• **Your objective**
Reproduce the entries word for word, and omit any picture you find in them.

• **Saved entries**
>> Begin
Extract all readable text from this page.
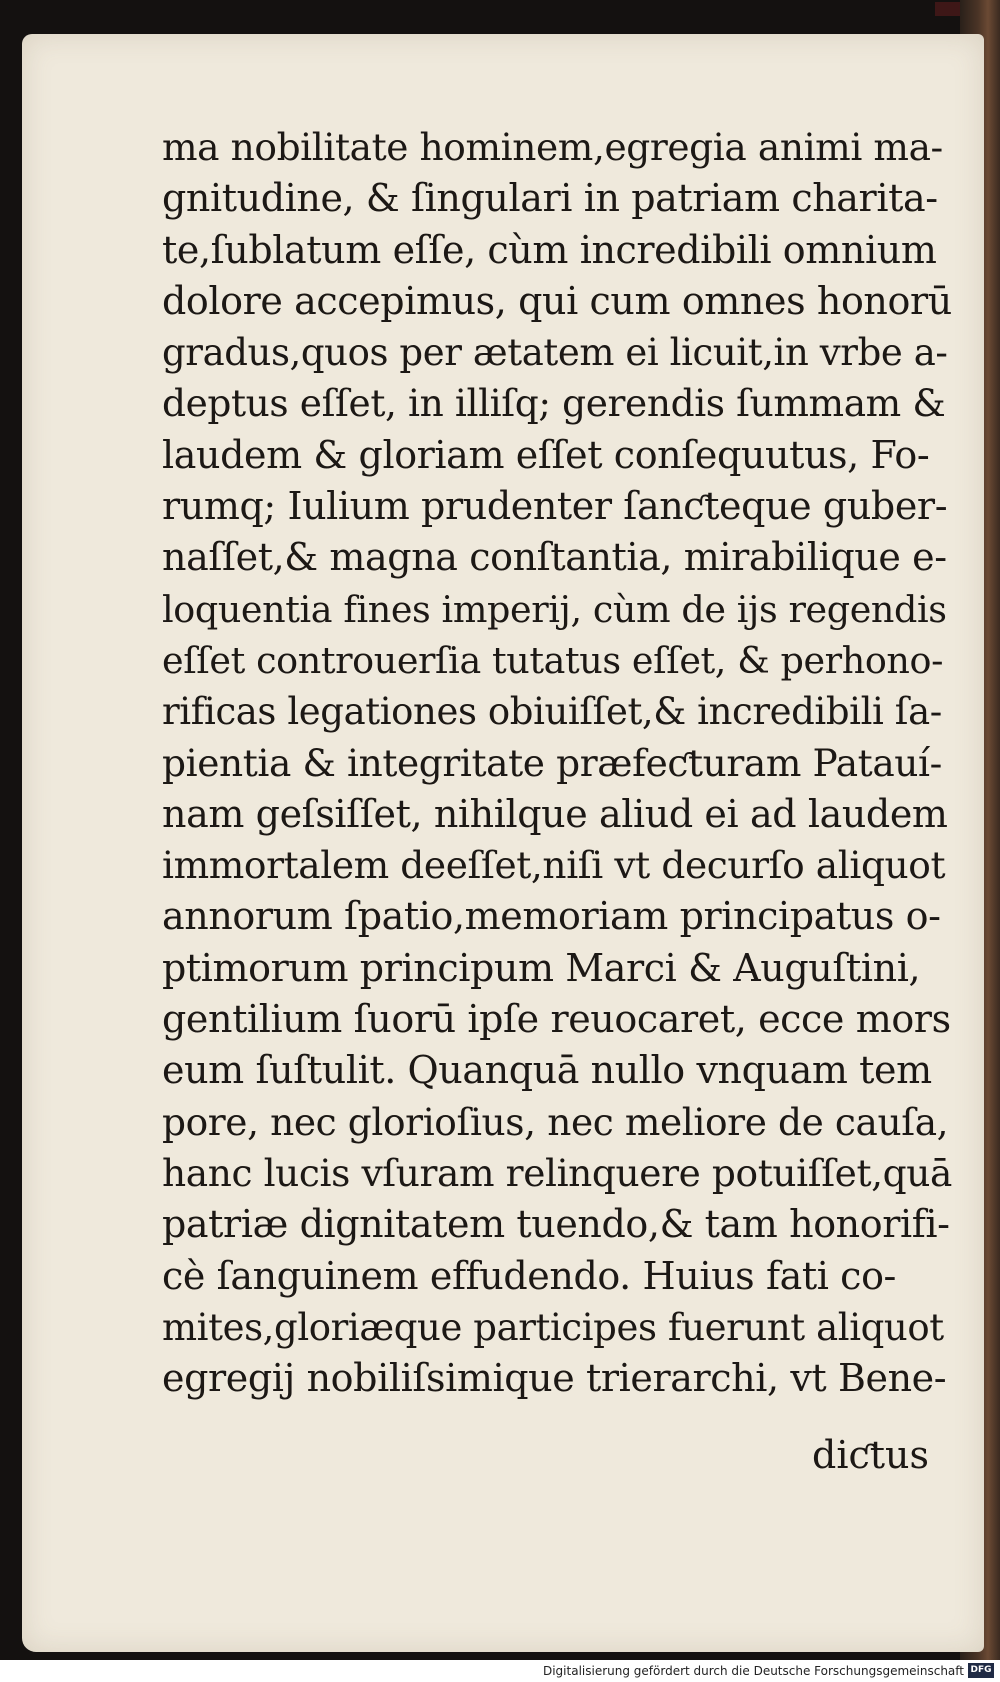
ma nobilitate hominem,egregia animi ma‐
gnitudine, & ſingulari in patriam charita‐
te,ſublatum eſſe, cùm incredibili omnium
dolore accepimus, qui cum omnes honorū
gradus,quos per ætatem ei licuit,in vrbe a‐
deptus eſſet, in illiſq; gerendis ſummam &
laudem & gloriam eſſet conſequutus, Fo‐
rumq; Iulium prudenter ſanƈteque guber‐
naſſet,& magna conſtantia, mirabilique e‐
loquentia fines imperij, cùm de ijs regendis
eſſet controuerſia tutatus eſſet, & perhono‐
rificas legationes obiuiſſet,& incredibili ſa‐
pientia & integritate præfeƈturam Patauí‐
nam geſsiſſet, nihilque aliud ei ad laudem
immortalem deeſſet,niſi vt decurſo aliquot
annorum ſpatio,memoriam principatus o‐
ptimorum principum Marci & Auguſtini,
gentilium ſuorū ipſe reuocaret, ecce mors
eum ſuſtulit. Quanquā nullo vnquam tem
pore, nec glorioſius, nec meliore de cauſa,
hanc lucis vſuram relinquere potuiſſet,quā
patriæ dignitatem tuendo,& tam honorifi‐
cè ſanguinem effudendo. Huius fati co‐
mites,gloriæque participes fuerunt aliquot
egregij nobiliſsimique trierarchi, vt Bene‐
diƈtus
Digitalisierung gefördert durch die Deutsche Forschungsgemeinschaft DFG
>> End
• **Reply to the task**
Extract all readable text from this page.
ma nobilitate hominem,egregia animi ma‐
gnitudine, & ſingulari in patriam charita‐
te,ſublatum eſſe, cùm incredibili omnium
dolore accepimus, qui cum omnes honorū
gradus,quos per ætatem ei licuit,in vrbe a‐
deptus eſſet, in illiſq; gerendis ſummam &
laudem & gloriam eſſet conſequutus, Fo‐
rumq; Iulium prudenter ſanƈteque guber‐
naſſet,& magna conſtantia, mirabilique e‐
loquentia fines imperij, cùm de ijs regendis
eſſet controuerſia tutatus eſſet, & perhono‐
rificas legationes obiuiſſet,& incredibili ſa‐
pientia & integritate præfeƈturam Patauí‐
nam geſsiſſet, nihilque aliud ei ad laudem
immortalem deeſſet,niſi vt decurſo aliquot
annorum ſpatio,memoriam principatus o‐
ptimorum principum Marci & Auguſtini,
gentilium ſuorū ipſe reuocaret, ecce mors
eum ſuſtulit. Quanquā nullo vnquam tem
pore, nec glorioſius, nec meliore de cauſa,
hanc lucis vſuram relinquere potuiſſet,quā
patriæ dignitatem tuendo,& tam honorifi‐
cè ſanguinem effudendo. Huius fati co‐
mites,gloriæque participes fuerunt aliquot
egregij nobiliſsimique trierarchi, vt Bene‐
diƈtus
Digitalisierung gefördert durch die Deutsche Forschungsgemeinschaft DFG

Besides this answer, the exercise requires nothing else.